Re: SIGQUIT on archiver child processes maybe not such a hot idea?

From: Stephen Frost <sfrost(at)snowman(dot)net>
To: Michael Paquier <michael(at)paquier(dot)xyz>
Cc: "Tsunakawa, Takayuki" <tsunakawa(dot)takay(at)jp(dot)fujitsu(dot)com>, 'Tom Lane' <tgl(at)sss(dot)pgh(dot)pa(dot)us>, "pgsql-hackers(at)lists(dot)postgresql(dot)org" <pgsql-hackers(at)lists(dot)postgresql(dot)org>
Subject: Re: SIGQUIT on archiver child processes maybe not such a hot idea?
Date: 2019-09-03 19:43:37
Message-ID: 20190903194337.GV16436@tamriel.snowman.net
Views: Raw Message | Whole Thread | Download mbox | Resend email
Thread:
Lists: pgsql-hackers

Greetings,

* Michael Paquier (michael(at)paquier(dot)xyz) wrote:
> On Mon, Sep 02, 2019 at 12:27:09AM +0000, Tsunakawa, Takayuki wrote:
> > From: Tom Lane [mailto:tgl(at)sss(dot)pgh(dot)pa(dot)us]
> >> After investigation, the mechanism that's causing that is that the
> >> src/test/recovery/t/010_logical_decoding_timelines.pl test shuts
> >> down its replica server with a mode-immediate stop, which causes
> >> that postmaster to shut down all its children with SIGQUIT, and
> >> in particular that signal propagates to a "cp" command that the
> >> archiver process is executing. The "cp" is unsurprisingly running
> >> with default SIGQUIT handling, which per the signal man page
> >> includes dumping core.

* **Objective**
Condense the quoted paragraph in the mailing-list message that begins "After investigation, the mechanism" into a short list of its main facts.

* **Given material**
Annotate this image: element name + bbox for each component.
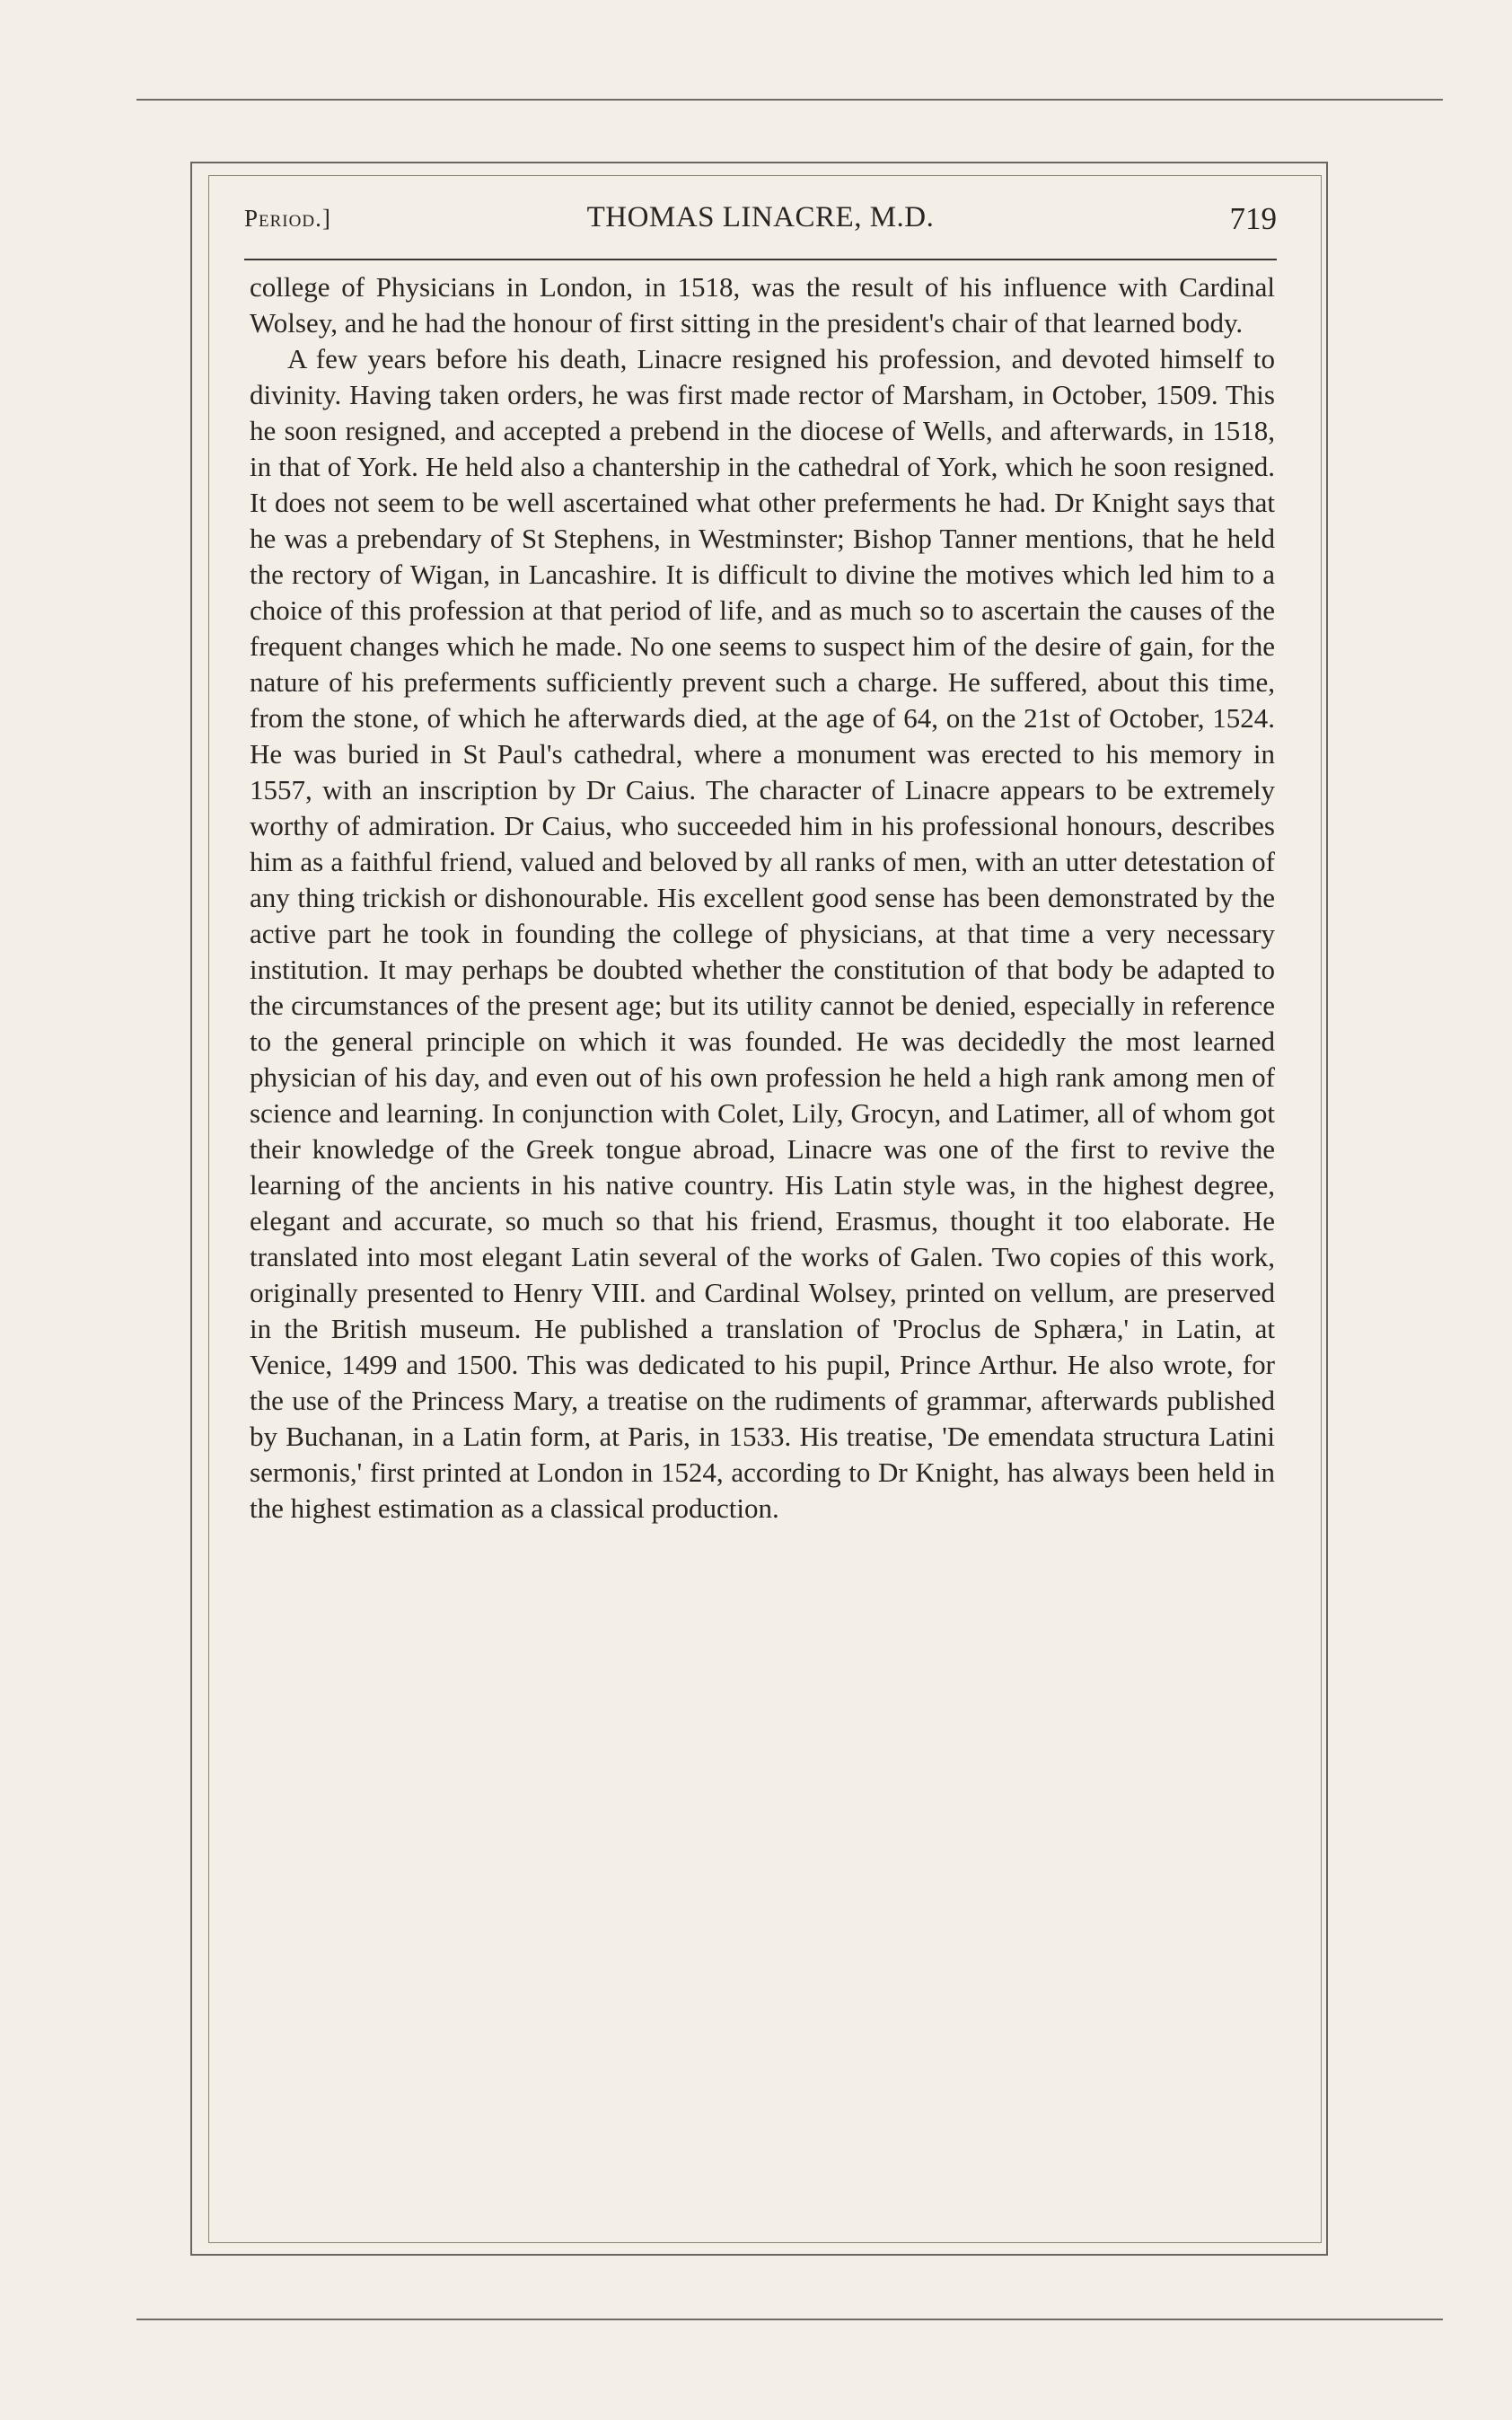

* **Correct result**
- The src/test/recovery/t/010_logical_decoding_timelines.pl test shuts down its replica server with a mode-immediate stop.
- That stop makes the postmaster shut down all its children with SIGQUIT.
- The signal propagates to a "cp" command that the archiver process is executing.
- "cp" runs with default SIGQUIT handling, which, per the signal man page, includes dumping core.